> **EXERCISE BRIEF**: Return a copy of each line that holds the string "Иные".

> **MATERIAL SUPPLIED**:
* Start *
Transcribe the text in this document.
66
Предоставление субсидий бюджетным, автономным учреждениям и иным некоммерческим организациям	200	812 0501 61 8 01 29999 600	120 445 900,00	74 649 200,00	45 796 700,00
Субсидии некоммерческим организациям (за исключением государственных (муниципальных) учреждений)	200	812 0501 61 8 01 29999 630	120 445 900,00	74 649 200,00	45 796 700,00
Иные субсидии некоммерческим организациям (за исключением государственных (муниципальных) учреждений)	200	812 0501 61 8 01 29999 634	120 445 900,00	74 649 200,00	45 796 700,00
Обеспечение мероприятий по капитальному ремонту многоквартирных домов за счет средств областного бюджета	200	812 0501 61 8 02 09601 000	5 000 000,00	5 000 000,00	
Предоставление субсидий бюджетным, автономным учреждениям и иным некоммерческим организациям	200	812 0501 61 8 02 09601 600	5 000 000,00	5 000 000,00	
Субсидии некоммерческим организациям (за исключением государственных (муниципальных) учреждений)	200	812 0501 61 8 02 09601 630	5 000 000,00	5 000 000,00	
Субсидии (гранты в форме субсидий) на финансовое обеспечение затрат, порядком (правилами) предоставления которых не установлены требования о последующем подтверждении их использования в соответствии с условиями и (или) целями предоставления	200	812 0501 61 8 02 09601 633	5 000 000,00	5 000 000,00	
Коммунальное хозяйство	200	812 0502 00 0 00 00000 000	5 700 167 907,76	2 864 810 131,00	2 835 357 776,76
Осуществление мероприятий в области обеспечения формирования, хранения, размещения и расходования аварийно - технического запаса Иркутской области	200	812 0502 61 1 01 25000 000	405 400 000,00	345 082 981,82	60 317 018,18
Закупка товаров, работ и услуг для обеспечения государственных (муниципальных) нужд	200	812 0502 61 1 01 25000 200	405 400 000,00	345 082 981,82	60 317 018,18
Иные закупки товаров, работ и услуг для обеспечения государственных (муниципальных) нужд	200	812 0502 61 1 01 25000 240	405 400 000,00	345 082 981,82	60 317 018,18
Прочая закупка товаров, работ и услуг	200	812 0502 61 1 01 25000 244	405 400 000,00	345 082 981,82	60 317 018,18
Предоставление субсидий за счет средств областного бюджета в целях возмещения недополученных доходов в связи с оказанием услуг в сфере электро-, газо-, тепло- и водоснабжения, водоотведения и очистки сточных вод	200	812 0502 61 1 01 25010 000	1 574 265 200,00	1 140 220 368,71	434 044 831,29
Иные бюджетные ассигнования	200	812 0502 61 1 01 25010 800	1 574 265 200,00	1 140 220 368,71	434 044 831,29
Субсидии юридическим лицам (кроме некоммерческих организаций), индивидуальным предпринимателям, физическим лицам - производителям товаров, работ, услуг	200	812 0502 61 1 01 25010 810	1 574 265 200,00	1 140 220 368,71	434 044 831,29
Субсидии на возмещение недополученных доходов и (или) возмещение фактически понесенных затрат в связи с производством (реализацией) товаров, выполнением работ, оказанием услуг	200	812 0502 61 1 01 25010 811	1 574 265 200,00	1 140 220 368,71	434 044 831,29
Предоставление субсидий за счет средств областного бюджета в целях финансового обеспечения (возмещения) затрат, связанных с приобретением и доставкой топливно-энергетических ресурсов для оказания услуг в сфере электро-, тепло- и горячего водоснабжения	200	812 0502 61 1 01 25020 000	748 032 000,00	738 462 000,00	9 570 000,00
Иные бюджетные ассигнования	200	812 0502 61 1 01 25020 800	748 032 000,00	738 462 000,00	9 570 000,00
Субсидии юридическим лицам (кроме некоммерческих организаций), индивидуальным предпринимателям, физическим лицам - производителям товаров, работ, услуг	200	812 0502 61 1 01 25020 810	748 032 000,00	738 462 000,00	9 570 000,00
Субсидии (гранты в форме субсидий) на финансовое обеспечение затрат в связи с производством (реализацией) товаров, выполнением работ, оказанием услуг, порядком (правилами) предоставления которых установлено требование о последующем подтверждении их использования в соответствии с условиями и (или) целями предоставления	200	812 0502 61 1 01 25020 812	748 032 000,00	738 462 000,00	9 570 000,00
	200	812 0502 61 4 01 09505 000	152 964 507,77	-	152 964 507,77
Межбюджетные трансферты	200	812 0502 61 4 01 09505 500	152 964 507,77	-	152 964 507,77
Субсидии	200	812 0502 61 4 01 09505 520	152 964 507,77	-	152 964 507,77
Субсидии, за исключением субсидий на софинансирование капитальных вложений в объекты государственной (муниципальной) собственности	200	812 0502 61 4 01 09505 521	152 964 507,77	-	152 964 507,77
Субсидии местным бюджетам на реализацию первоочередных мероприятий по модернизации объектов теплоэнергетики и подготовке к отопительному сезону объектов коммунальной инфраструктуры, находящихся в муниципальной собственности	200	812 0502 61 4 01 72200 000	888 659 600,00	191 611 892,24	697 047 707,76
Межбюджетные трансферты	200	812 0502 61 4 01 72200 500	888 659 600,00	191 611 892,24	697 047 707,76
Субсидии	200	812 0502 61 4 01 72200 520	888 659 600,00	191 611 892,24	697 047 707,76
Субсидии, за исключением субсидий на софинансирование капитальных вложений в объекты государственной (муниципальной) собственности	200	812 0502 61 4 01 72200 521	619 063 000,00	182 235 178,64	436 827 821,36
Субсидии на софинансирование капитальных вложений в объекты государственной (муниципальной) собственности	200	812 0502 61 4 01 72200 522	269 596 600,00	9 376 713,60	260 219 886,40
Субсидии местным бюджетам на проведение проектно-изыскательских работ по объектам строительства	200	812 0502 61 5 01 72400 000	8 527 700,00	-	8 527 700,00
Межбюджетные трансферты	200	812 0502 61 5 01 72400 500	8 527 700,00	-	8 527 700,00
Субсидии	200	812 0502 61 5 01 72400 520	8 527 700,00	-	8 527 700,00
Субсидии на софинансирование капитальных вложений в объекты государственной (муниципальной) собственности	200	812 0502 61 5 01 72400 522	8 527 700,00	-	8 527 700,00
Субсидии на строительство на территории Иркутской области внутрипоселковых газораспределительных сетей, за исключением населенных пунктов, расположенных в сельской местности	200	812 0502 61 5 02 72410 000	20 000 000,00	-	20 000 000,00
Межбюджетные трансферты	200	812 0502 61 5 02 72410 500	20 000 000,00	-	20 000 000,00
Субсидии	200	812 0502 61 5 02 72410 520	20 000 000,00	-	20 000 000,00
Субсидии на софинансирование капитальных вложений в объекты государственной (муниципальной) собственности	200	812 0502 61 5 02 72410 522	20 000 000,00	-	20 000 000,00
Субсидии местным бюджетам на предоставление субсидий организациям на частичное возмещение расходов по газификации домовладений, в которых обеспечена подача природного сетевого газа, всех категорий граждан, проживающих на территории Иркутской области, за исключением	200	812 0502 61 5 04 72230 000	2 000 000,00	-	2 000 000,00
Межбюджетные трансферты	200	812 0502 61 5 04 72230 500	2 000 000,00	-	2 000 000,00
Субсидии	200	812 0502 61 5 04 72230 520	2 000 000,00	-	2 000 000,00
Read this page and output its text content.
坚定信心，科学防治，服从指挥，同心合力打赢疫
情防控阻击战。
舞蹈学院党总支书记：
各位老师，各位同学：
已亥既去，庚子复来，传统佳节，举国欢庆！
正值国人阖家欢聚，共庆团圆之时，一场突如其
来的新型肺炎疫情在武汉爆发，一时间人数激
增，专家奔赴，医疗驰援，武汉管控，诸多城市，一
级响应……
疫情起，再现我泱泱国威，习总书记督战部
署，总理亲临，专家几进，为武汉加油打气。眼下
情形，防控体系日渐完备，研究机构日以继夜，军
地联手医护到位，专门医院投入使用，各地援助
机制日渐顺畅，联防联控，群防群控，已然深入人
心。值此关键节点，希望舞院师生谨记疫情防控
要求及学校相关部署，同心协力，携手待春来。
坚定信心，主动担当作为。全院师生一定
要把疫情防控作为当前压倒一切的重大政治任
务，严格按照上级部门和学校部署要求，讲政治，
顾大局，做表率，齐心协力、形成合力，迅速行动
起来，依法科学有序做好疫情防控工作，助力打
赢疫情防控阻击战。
* End *
> **SOLUTION TO THE PROBLEM**:
Иные субсидии некоммерческим организациям (за исключением государственных (муниципальных) учреждений)	200	812 0501 61 8 01 29999 634	120 445 900,00	74 649 200,00	45 796 700,00
Иные закупки товаров, работ и услуг для обеспечения государственных (муниципальных) нужд	200	812 0502 61 1 01 25000 240	405 400 000,00	345 082 981,82	60 317 018,18
Иные бюджетные ассигнования	200	812 0502 61 1 01 25010 800	1 574 265 200,00	1 140 220 368,71	434 044 831,29
Иные бюджетные ассигнования	200	812 0502 61 1 01 25020 800	748 032 000,00	738 462 000,00	9 570 000,00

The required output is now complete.